*Exercise objective*
Locate each line with the string "have" in the listing below and copy it.

____

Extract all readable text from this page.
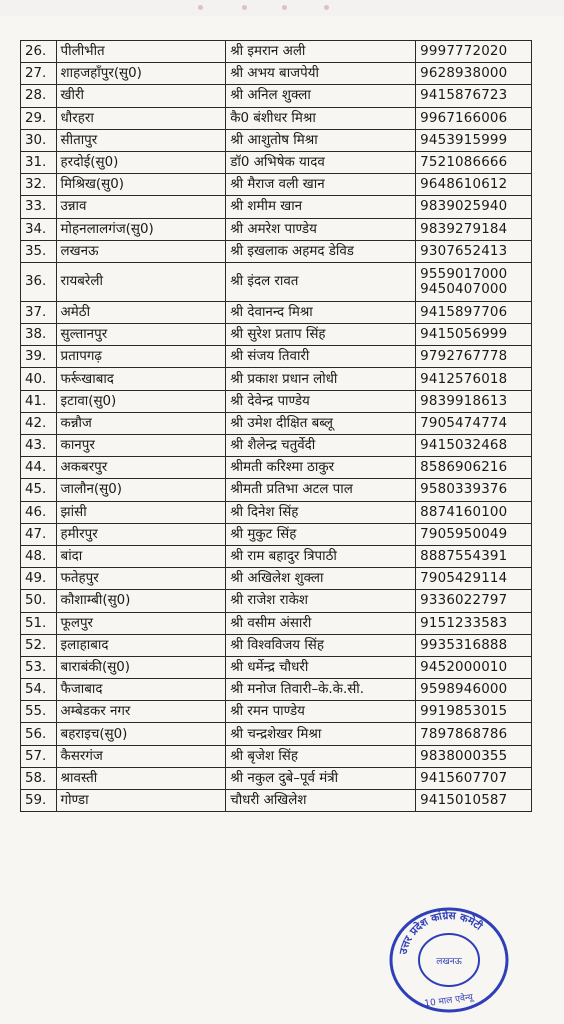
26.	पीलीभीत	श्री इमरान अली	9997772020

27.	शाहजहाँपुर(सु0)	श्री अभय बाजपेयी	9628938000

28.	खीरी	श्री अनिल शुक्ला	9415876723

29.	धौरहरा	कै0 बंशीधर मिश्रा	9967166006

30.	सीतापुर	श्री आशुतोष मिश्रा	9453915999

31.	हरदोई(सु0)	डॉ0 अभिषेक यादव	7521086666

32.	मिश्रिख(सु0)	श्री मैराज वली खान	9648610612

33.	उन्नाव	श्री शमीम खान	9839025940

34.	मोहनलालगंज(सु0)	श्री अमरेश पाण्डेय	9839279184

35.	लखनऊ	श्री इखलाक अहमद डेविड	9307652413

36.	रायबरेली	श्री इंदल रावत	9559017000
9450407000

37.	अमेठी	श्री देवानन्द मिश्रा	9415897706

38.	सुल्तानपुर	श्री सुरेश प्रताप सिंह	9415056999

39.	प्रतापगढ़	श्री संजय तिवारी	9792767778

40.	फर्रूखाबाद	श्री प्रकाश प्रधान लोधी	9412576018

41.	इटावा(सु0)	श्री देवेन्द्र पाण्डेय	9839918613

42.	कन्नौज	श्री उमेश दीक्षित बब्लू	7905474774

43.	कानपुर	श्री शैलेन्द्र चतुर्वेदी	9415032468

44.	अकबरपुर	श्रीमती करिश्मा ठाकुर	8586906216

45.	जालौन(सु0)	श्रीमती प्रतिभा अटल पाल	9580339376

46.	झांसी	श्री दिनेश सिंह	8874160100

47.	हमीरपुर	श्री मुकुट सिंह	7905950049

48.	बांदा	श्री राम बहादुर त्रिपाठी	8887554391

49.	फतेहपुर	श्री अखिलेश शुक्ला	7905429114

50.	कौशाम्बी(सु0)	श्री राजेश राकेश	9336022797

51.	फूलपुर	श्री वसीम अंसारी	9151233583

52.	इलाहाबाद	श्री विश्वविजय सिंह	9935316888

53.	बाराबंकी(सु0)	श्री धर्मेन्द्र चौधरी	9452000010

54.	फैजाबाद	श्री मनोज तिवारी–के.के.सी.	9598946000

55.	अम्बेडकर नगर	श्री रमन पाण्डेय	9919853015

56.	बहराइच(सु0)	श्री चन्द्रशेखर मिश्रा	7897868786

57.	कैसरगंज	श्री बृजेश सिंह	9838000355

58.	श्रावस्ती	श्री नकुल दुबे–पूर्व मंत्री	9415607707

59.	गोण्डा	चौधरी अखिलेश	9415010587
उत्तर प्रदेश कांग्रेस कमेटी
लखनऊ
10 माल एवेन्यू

____

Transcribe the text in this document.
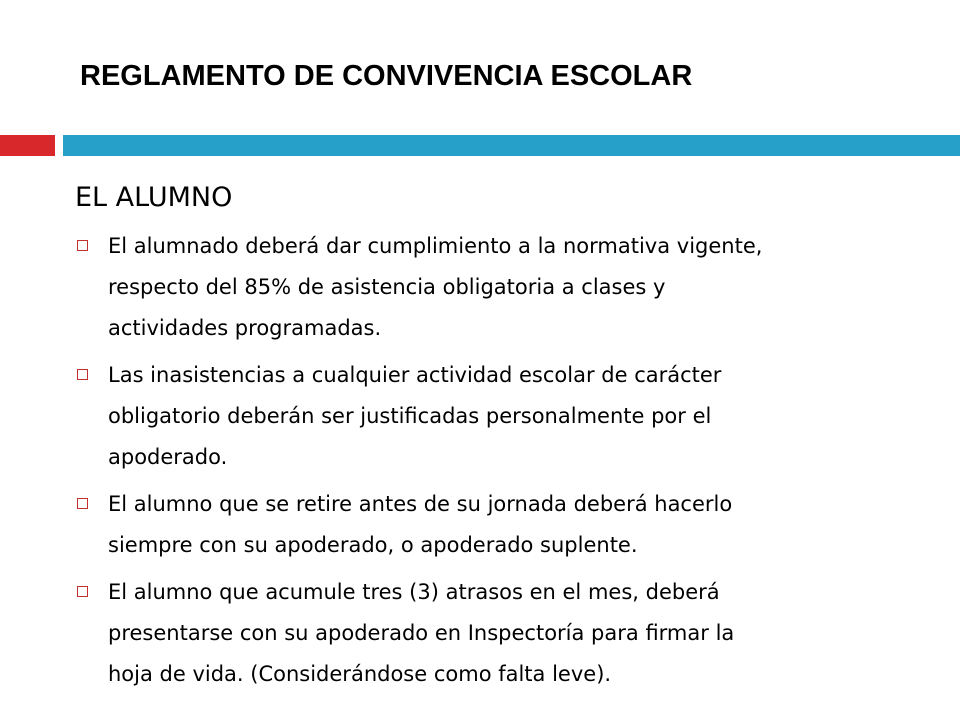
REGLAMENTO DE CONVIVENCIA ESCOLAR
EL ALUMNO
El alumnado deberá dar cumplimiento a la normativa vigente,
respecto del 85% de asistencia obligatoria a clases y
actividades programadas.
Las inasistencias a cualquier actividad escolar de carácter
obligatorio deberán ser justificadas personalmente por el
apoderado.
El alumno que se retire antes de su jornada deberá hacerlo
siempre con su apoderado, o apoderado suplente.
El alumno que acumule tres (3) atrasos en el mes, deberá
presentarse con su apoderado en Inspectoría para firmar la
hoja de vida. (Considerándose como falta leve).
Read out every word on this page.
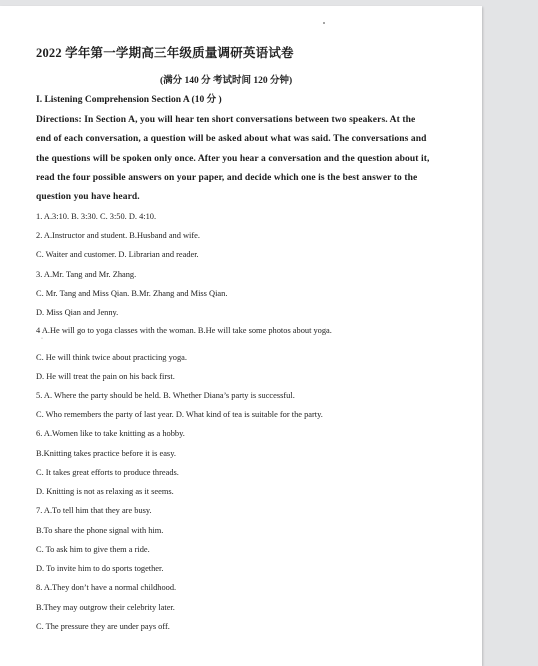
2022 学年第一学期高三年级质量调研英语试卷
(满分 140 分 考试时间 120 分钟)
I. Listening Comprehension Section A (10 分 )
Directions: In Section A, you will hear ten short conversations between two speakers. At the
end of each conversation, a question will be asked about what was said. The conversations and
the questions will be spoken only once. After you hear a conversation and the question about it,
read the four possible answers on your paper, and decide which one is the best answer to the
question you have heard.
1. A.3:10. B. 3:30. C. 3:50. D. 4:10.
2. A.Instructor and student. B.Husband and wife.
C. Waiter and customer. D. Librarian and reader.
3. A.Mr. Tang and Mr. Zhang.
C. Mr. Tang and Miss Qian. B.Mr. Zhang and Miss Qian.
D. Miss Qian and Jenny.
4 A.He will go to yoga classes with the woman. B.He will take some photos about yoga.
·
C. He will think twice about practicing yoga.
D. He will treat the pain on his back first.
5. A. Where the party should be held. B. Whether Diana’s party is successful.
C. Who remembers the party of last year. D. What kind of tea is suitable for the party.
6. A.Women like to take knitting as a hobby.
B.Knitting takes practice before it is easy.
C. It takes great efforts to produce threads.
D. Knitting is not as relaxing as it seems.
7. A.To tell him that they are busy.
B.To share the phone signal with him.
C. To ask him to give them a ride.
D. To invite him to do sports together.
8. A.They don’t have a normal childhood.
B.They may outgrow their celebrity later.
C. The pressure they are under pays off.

____

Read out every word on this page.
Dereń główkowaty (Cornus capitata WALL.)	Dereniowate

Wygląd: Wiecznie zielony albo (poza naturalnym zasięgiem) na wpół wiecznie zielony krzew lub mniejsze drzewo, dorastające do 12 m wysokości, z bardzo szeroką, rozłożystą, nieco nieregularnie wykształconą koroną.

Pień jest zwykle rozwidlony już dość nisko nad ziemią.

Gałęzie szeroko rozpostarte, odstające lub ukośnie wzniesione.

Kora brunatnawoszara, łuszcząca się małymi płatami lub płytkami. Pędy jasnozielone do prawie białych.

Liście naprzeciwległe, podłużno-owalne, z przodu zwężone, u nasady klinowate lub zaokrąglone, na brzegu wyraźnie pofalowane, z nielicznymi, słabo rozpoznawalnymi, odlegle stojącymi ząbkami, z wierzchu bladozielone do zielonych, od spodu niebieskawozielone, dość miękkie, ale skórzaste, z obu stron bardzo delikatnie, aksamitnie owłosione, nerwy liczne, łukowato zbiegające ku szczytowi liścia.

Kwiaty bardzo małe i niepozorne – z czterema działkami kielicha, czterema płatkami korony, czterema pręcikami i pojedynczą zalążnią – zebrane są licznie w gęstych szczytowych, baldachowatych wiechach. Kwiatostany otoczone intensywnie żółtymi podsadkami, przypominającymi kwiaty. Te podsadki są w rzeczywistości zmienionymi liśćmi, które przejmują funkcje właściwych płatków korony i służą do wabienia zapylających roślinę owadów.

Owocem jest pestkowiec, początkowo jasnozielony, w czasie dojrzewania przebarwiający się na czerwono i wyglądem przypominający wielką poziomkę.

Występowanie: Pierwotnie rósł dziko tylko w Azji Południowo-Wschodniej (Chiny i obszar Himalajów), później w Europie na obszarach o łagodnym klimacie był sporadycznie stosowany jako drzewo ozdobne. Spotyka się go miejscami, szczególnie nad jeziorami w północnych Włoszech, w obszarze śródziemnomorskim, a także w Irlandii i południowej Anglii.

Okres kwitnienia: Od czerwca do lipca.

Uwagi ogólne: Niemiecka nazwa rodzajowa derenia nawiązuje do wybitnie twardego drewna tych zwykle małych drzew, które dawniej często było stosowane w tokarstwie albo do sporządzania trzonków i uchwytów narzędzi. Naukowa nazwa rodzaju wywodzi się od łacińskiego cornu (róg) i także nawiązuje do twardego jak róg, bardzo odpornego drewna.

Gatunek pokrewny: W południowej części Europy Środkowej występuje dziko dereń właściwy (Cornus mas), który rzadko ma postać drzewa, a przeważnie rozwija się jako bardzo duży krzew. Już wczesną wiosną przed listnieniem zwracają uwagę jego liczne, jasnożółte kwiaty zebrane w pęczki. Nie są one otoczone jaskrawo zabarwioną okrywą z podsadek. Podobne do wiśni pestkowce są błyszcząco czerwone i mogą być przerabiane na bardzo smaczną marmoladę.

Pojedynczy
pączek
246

____

*Solution to this exercise*
question you have heard.
8. A.They don’t have a normal childhood.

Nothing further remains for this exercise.